Fruit cakes do take a long time to cook, so you need to make sure the outside edges of the cake don’t over-cook. Double-line the sides of the tin inside with baking parchment and then wrap the outside of the tin with a double layer of brown paper and secure with string. I also put a circle of brown paper in the bottom of the tin before adding a couple of circles of baking parchment on top.

It is worth checking the oven temperature manually before you start baking any cake but especially before one that needs long, slow cooking – I always pop an oven thermometer in the oven before preheating to check the temperature is correct. My cooking time of 3 hours will produce a very moist and dense cake, but if you prefer something drier and more crumbly, extend the cooking time by 30 minutes up to 1 hour.

On with the recipe. If you’ve never made a Christmas cake before I understand that the list of ingredients will be completely daunting, but this is a very straightforward recipe, so I hope I can tempt you to have a go.

----------

▶ _Set of tasks_
1) Name every material the fruit cake tips use to line, wrap or secure the tin.
2) In the fruit cake tips, how much should the cooking time be extended for a drier, more crumbly cake?
3) Write out the fruit cake tips from "It is worth" up to and including "up to 1 hour.", substituting "tender" for "moist".

----------

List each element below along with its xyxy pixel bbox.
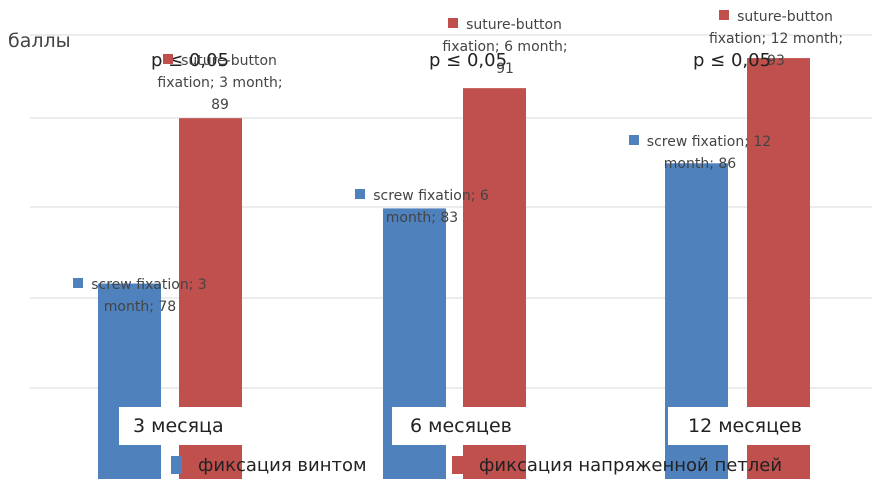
p-value-annotation-3: p ≤ 0,05: [693, 50, 772, 71]
legend-screw-fixation: фиксация винтом: [171, 455, 367, 476]
bar-screw-1: [98, 283, 161, 479]
p-value-annotation-2: p ≤ 0,05: [429, 50, 508, 71]
series-swatch: [73, 278, 84, 288]
category-label-6-months: 6 месяцев: [392, 407, 545, 445]
data-label-suture-3: suture-button fixation; 3 month; 89: [157, 53, 283, 113]
data-label-screw-12: screw fixation; 12 month; 86: [610, 131, 790, 175]
legend-suture-fixation: фиксация напряженной петлей: [452, 455, 782, 476]
series-swatch: [628, 135, 639, 145]
data-label-suture-12: suture-button fixation; 12 month; 93: [708, 9, 844, 69]
series-swatch: [719, 10, 730, 20]
legend-swatch-blue: [171, 456, 182, 474]
category-label-12-months: 12 месяцев: [668, 407, 833, 445]
series-swatch: [355, 189, 366, 199]
category-label-3-months: 3 месяца: [119, 407, 251, 445]
gridlines: [30, 34, 872, 389]
y-axis-label: баллы: [8, 30, 71, 52]
data-label-screw-6: screw fixation; 6 month; 83: [332, 185, 512, 229]
data-label-suture-6: suture-button fixation; 6 month; 91: [442, 17, 568, 77]
series-swatch: [448, 18, 459, 28]
series-swatch: [163, 54, 174, 64]
data-label-screw-3: screw fixation; 3 month; 78: [50, 274, 230, 318]
legend-swatch-red: [452, 456, 463, 474]
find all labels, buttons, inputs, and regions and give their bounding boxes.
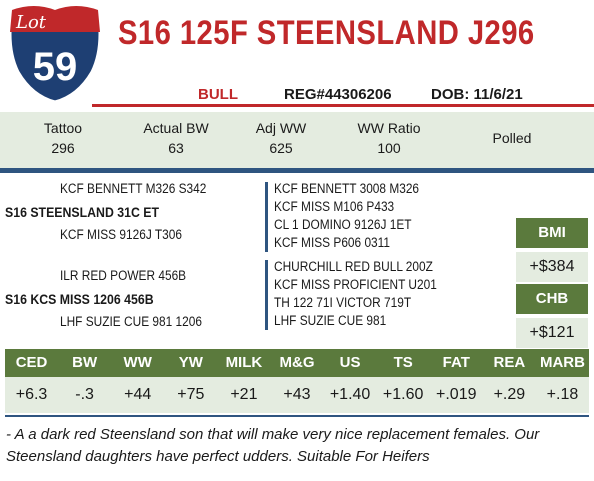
stat-value: 63 [168,140,184,156]
pedigree-gg: TH 122 71I VICTOR 719T [274,295,412,310]
sale-notes: - A a dark red Steensland son that will … [6,426,540,465]
stat-value: 100 [377,140,401,156]
pedigree-bracket [265,260,268,330]
pedigree-sire-sire: KCF BENNETT M326 S342 [60,181,207,196]
pedigree-sire: S16 STEENSLAND 31C ET [5,204,160,220]
pedigree-dam: S16 KCS MISS 1206 456B [5,291,154,307]
stat-label: Actual BW [143,120,209,136]
epd-header: US [339,354,361,371]
lot-label: Lot [15,12,47,33]
registration-number: REG#44306206 [284,86,392,103]
epd-header: MARB [539,354,585,371]
pedigree-dam-dam: LHF SUZIE CUE 981 1206 [60,314,202,329]
lot-shield-icon: Lot 59 [8,4,102,104]
stat-label: Adj WW [255,120,307,136]
epd-header: BW [72,354,98,371]
epd-header: REA [493,354,526,371]
sex-label: BULL [198,86,238,103]
stat-tattoo: Tattoo 296 [18,118,108,158]
stat-polled: Polled [462,128,562,148]
pedigree-gg: KCF MISS PROFICIENT U201 [274,277,437,292]
epd-header: M&G [279,354,315,371]
pedigree-gg: KCF BENNETT 3008 M326 [274,181,420,196]
epd-value: +.29 [493,386,526,403]
epd-value: +75 [177,386,205,403]
stat-label: WW Ratio [357,120,421,136]
animal-name-title: S16 125F STEENSLAND J296 [118,14,535,52]
epd-value: +44 [124,386,152,403]
stat-actual-bw: Actual BW 63 [128,118,224,158]
index-label-chb: CHB [516,284,588,314]
stat-label: Polled [492,130,532,146]
pedigree-gg: KCF MISS M106 P433 [274,199,395,214]
epd-header: FAT [442,354,470,371]
epd-value: +43 [283,386,311,403]
stats-divider [0,168,594,173]
epd-value: +1.60 [382,386,424,403]
index-label-bmi: BMI [516,218,588,248]
pedigree-gg: CL 1 DOMINO 9126J 1ET [274,217,412,232]
header-divider [92,104,594,107]
pedigree-gg: KCF MISS P606 0311 [274,235,391,250]
stat-value: 625 [269,140,293,156]
epd-header-row: CED BW WW YW MILK M&G US TS FAT REA MARB [5,349,589,377]
epd-value: -.3 [75,386,94,403]
epd-value: +6.3 [15,386,48,403]
epd-value: +1.40 [329,386,371,403]
stat-adj-ww: Adj WW 625 [236,118,326,158]
performance-stats-band: Tattoo 296 Actual BW 63 Adj WW 625 WW Ra… [0,112,594,168]
pedigree-gg: LHF SUZIE CUE 981 [274,313,387,328]
stat-label: Tattoo [43,120,83,136]
epd-values-row: +6.3 -.3 +44 +75 +21 +43 +1.40 +1.60 +.019 +.29 +.… [5,377,589,413]
epd-value: +21 [230,386,258,403]
epd-value: +.18 [546,386,579,403]
stat-ww-ratio: WW Ratio 100 [344,118,434,158]
epd-value: +.019 [436,386,477,403]
epd-divider [5,415,589,417]
pedigree-gg: CHURCHILL RED BULL 200Z [274,259,433,274]
lot-number: 59 [33,45,78,89]
index-value-bmi: +$384 [516,252,588,282]
epd-header: YW [178,354,203,371]
index-value-chb: +$121 [516,318,588,348]
epd-header: CED [15,354,48,371]
epd-header: TS [393,354,413,371]
pedigree-sire-dam: KCF MISS 9126J T306 [60,227,182,242]
epd-header: MILK [225,354,263,371]
pedigree-bracket [265,182,268,252]
pedigree-dam-sire: ILR RED POWER 456B [60,268,187,283]
epd-header: WW [123,354,152,371]
date-of-birth: DOB: 11/6/21 [431,86,523,103]
stat-value: 296 [51,140,75,156]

----------

▶ _Answers for the tasks_
1) Baking parchment, brown paper, string

2) By 30 minutes up to 1 hour.

3)
It is worth checking the oven temperature manually before you start baking any cake but especially before one that needs long, slow cooking – I always pop an oven thermometer in the oven before preheating to check the temperature is correct. My cooking time of 3 hours will produce a very tender and dense cake, but if you prefer something drier and more crumbly, extend the cooking time by 30 minutes up to 1 hour.